Every line below is to be copied exactly, with the pictures left out.

Dataset items
# # # # # # #
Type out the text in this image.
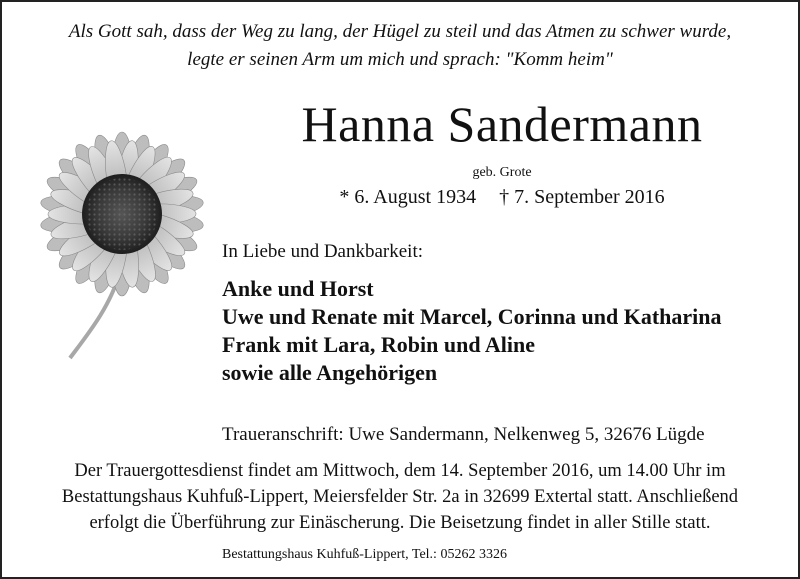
Als Gott sah, dass der Weg zu lang, der Hügel zu steil und das Atmen zu schwer wurde,
legte er seinen Arm um mich und sprach: "Komm heim"
Hanna Sandermann
geb. Grote
* 6. August 1934 † 7. September 2016
In Liebe und Dankbarkeit:
Anke und Horst
Uwe und Renate mit Marcel, Corinna und Katharina
Frank mit Lara, Robin und Aline
sowie alle Angehörigen
Traueranschrift: Uwe Sandermann, Nelkenweg 5, 32676 Lügde
Der Trauergottesdienst findet am Mittwoch, dem 14. September 2016, um 14.00 Uhr im
Bestattungshaus Kuhfuß-Lippert, Meiersfelder Str. 2a in 32699 Extertal statt. Anschließend
erfolgt die Überführung zur Einäscherung. Die Beisetzung findet in aller Stille statt.
Bestattungshaus Kuhfuß-Lippert, Tel.: 05262 3326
# # # # # # #
[Correct response]
Type out the text in this image.
Als Gott sah, dass der Weg zu lang, der Hügel zu steil und das Atmen zu schwer wurde,
legte er seinen Arm um mich und sprach: "Komm heim"
Hanna Sandermann
geb. Grote
* 6. August 1934 † 7. September 2016
In Liebe und Dankbarkeit:
Anke und Horst
Uwe und Renate mit Marcel, Corinna und Katharina
Frank mit Lara, Robin und Aline
sowie alle Angehörigen
Traueranschrift: Uwe Sandermann, Nelkenweg 5, 32676 Lügde
Der Trauergottesdienst findet am Mittwoch, dem 14. September 2016, um 14.00 Uhr im
Bestattungshaus Kuhfuß-Lippert, Meiersfelder Str. 2a in 32699 Extertal statt. Anschließend
erfolgt die Überführung zur Einäscherung. Die Beisetzung findet in aller Stille statt.
Bestattungshaus Kuhfuß-Lippert, Tel.: 05262 3326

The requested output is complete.